___ ROWS ___
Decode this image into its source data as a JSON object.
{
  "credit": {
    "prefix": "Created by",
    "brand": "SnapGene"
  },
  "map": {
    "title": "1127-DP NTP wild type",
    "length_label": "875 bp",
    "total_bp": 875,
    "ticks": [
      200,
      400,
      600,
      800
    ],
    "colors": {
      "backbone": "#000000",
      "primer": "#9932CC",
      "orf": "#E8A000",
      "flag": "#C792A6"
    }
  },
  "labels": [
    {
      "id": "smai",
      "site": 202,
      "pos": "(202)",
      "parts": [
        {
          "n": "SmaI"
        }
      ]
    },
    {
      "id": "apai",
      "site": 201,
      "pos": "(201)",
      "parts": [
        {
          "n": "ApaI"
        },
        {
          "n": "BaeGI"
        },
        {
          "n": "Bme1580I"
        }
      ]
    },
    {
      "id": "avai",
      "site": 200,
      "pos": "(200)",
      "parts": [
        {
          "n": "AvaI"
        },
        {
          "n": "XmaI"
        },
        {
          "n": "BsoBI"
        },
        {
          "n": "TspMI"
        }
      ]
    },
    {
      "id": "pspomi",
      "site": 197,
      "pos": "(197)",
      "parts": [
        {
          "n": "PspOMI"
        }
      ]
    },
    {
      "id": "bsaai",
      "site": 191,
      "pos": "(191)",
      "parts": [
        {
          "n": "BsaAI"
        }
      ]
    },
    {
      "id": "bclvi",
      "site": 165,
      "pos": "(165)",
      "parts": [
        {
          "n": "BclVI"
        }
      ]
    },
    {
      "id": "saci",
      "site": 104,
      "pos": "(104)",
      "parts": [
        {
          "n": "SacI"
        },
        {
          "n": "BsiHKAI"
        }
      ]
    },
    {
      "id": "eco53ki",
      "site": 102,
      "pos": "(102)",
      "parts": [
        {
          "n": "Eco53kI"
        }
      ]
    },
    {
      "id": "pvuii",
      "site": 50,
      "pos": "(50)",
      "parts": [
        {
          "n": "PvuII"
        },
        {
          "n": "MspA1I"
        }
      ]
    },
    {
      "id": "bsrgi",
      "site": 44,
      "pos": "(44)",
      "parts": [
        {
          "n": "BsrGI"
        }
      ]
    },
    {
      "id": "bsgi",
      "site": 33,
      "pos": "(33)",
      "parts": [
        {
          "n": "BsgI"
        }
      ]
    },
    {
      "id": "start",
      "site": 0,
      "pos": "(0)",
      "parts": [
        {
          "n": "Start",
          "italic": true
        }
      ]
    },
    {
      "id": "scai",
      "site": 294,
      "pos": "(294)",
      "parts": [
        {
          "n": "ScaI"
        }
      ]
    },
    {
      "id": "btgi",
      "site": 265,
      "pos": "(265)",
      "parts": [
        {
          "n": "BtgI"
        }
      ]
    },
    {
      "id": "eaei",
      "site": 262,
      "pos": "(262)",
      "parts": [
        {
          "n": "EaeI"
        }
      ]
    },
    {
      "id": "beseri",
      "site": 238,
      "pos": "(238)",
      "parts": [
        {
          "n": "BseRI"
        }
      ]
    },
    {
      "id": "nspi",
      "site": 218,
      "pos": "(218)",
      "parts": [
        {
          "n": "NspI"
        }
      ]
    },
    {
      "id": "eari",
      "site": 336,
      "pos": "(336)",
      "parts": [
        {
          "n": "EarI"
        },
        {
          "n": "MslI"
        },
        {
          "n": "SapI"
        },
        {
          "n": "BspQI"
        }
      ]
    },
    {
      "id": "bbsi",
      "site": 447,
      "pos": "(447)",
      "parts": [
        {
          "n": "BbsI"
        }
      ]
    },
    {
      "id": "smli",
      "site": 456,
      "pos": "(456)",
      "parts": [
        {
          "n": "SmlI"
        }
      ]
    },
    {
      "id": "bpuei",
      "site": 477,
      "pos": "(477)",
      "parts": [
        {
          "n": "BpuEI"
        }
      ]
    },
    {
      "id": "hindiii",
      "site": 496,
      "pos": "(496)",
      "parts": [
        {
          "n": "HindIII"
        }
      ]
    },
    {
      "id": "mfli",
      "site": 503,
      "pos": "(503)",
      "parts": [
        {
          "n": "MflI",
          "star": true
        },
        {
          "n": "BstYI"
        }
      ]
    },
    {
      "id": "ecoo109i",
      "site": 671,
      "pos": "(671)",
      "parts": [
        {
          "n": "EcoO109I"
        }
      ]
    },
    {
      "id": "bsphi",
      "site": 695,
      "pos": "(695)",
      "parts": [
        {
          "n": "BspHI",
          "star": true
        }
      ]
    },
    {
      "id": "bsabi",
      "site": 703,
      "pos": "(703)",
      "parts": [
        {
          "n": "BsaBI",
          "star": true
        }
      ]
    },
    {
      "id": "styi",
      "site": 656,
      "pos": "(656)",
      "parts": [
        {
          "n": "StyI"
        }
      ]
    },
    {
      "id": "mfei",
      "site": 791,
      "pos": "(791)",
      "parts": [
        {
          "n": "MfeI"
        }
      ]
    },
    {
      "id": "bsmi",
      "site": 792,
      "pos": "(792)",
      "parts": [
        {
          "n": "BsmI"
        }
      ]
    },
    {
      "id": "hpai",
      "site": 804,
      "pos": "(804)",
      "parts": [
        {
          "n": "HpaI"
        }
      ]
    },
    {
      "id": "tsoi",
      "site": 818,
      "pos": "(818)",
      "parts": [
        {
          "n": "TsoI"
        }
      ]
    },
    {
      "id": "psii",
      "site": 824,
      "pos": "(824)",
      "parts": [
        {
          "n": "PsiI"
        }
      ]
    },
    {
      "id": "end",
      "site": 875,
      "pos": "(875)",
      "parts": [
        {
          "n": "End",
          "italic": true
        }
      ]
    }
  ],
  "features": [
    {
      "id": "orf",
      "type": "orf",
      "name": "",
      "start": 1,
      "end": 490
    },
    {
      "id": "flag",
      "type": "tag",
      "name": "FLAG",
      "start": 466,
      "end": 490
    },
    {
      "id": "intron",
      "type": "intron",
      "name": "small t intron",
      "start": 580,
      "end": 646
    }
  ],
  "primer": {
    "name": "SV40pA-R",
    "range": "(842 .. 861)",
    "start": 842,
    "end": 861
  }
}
___
:: AIM ::
Go through the records above and set each one down exactly, please.

:: WRITTEN ANSWER ::
Decode this image into its source data as a JSON object.
{
  "credit": {
    "prefix": "Created by",
    "brand": "SnapGene"
  },
  "map": {
    "title": "1127-DP NTP wild type",
    "length_label": "875 bp",
    "total_bp": 875,
    "ticks": [
      200,
      400,
      600,
      800
    ],
    "colors": {
      "backbone": "#000000",
      "primer": "#9932CC",
      "orf": "#E8A000",
      "flag": "#C792A6"
    }
  },
  "labels": [
    {
      "id": "smai",
      "site": 202,
      "pos": "(202)",
      "parts": [
        {
          "n": "SmaI"
        }
      ]
    },
    {
      "id": "apai",
      "site": 201,
      "pos": "(201)",
      "parts": [
        {
          "n": "ApaI"
        },
        {
          "n": "BaeGI"
        },
        {
          "n": "Bme1580I"
        }
      ]
    },
    {
      "id": "avai",
      "site": 200,
      "pos": "(200)",
      "parts": [
        {
          "n": "AvaI"
        },
        {
          "n": "XmaI"
        },
        {
          "n": "BsoBI"
        },
        {
          "n": "TspMI"
        }
      ]
    },
    {
      "id": "pspomi",
      "site": 197,
      "pos": "(197)",
      "parts": [
        {
          "n": "PspOMI"
        }
      ]
    },
    {
      "id": "bsaai",
      "site": 191,
      "pos": "(191)",
      "parts": [
        {
          "n": "BsaAI"
        }
      ]
    },
    {
      "id": "bclvi",
      "site": 165,
      "pos": "(165)",
      "parts": [
        {
          "n": "BclVI"
        }
      ]
    },
    {
      "id": "saci",
      "site": 104,
      "pos": "(104)",
      "parts": [
        {
          "n": "SacI"
        },
        {
          "n": "BsiHKAI"
        }
      ]
    },
    {
      "id": "eco53ki",
      "site": 102,
      "pos": "(102)",
      "parts": [
        {
          "n": "Eco53kI"
        }
      ]
    },
    {
      "id": "pvuii",
      "site": 50,
      "pos": "(50)",
      "parts": [
        {
          "n": "PvuII"
        },
        {
          "n": "MspA1I"
        }
      ]
    },
    {
      "id": "bsrgi",
      "site": 44,
      "pos": "(44)",
      "parts": [
        {
          "n": "BsrGI"
        }
      ]
    },
    {
      "id": "bsgi",
      "site": 33,
      "pos": "(33)",
      "parts": [
        {
          "n": "BsgI"
        }
      ]
    },
    {
      "id": "start",
      "site": 0,
      "pos": "(0)",
      "parts": [
        {
          "n": "Start",
          "italic": true
        }
      ]
    },
    {
      "id": "scai",
      "site": 294,
      "pos": "(294)",
      "parts": [
        {
          "n": "ScaI"
        }
      ]
    },
    {
      "id": "btgi",
      "site": 265,
      "pos": "(265)",
      "parts": [
        {
          "n": "BtgI"
        }
      ]
    },
    {
      "id": "eaei",
      "site": 262,
      "pos": "(262)",
      "parts": [
        {
          "n": "EaeI"
        }
      ]
    },
    {
      "id": "beseri",
      "site": 238,
      "pos": "(238)",
      "parts": [
        {
          "n": "BseRI"
        }
      ]
    },
    {
      "id": "nspi",
      "site": 218,
      "pos": "(218)",
      "parts": [
        {
          "n": "NspI"
        }
      ]
    },
    {
      "id": "eari",
      "site": 336,
      "pos": "(336)",
      "parts": [
        {
          "n": "EarI"
        },
        {
          "n": "MslI"
        },
        {
          "n": "SapI"
        },
        {
          "n": "BspQI"
        }
      ]
    },
    {
      "id": "bbsi",
      "site": 447,
      "pos": "(447)",
      "parts": [
        {
          "n": "BbsI"
        }
      ]
    },
    {
      "id": "smli",
      "site": 456,
      "pos": "(456)",
      "parts": [
        {
          "n": "SmlI"
        }
      ]
    },
    {
      "id": "bpuei",
      "site": 477,
      "pos": "(477)",
      "parts": [
        {
          "n": "BpuEI"
        }
      ]
    },
    {
      "id": "hindiii",
      "site": 496,
      "pos": "(496)",
      "parts": [
        {
          "n": "HindIII"
        }
      ]
    },
    {
      "id": "mfli",
      "site": 503,
      "pos": "(503)",
      "parts": [
        {
          "n": "MflI",
          "star": true
        },
        {
          "n": "BstYI"
        }
      ]
    },
    {
      "id": "ecoo109i",
      "site": 671,
      "pos": "(671)",
      "parts": [
        {
          "n": "EcoO109I"
        }
      ]
    },
    {
      "id": "bsphi",
      "site": 695,
      "pos": "(695)",
      "parts": [
        {
          "n": "BspHI",
          "star": true
        }
      ]
    },
    {
      "id": "bsabi",
      "site": 703,
      "pos": "(703)",
      "parts": [
        {
          "n": "BsaBI",
          "star": true
        }
      ]
    },
    {
      "id": "styi",
      "site": 656,
      "pos": "(656)",
      "parts": [
        {
          "n": "StyI"
        }
      ]
    },
    {
      "id": "mfei",
      "site": 791,
      "pos": "(791)",
      "parts": [
        {
          "n": "MfeI"
        }
      ]
    },
    {
      "id": "bsmi",
      "site": 792,
      "pos": "(792)",
      "parts": [
        {
          "n": "BsmI"
        }
      ]
    },
    {
      "id": "hpai",
      "site": 804,
      "pos": "(804)",
      "parts": [
        {
          "n": "HpaI"
        }
      ]
    },
    {
      "id": "tsoi",
      "site": 818,
      "pos": "(818)",
      "parts": [
        {
          "n": "TsoI"
        }
      ]
    },
    {
      "id": "psii",
      "site": 824,
      "pos": "(824)",
      "parts": [
        {
          "n": "PsiI"
        }
      ]
    },
    {
      "id": "end",
      "site": 875,
      "pos": "(875)",
      "parts": [
        {
          "n": "End",
          "italic": true
        }
      ]
    }
  ],
  "features": [
    {
      "id": "orf",
      "type": "orf",
      "name": "",
      "start": 1,
      "end": 490
    },
    {
      "id": "flag",
      "type": "tag",
      "name": "FLAG",
      "start": 466,
      "end": 490
    },
    {
      "id": "intron",
      "type": "intron",
      "name": "small t intron",
      "start": 580,
      "end": 646
    }
  ],
  "primer": {
    "name": "SV40pA-R",
    "range": "(842 .. 861)",
    "start": 842,
    "end": 861
  }
}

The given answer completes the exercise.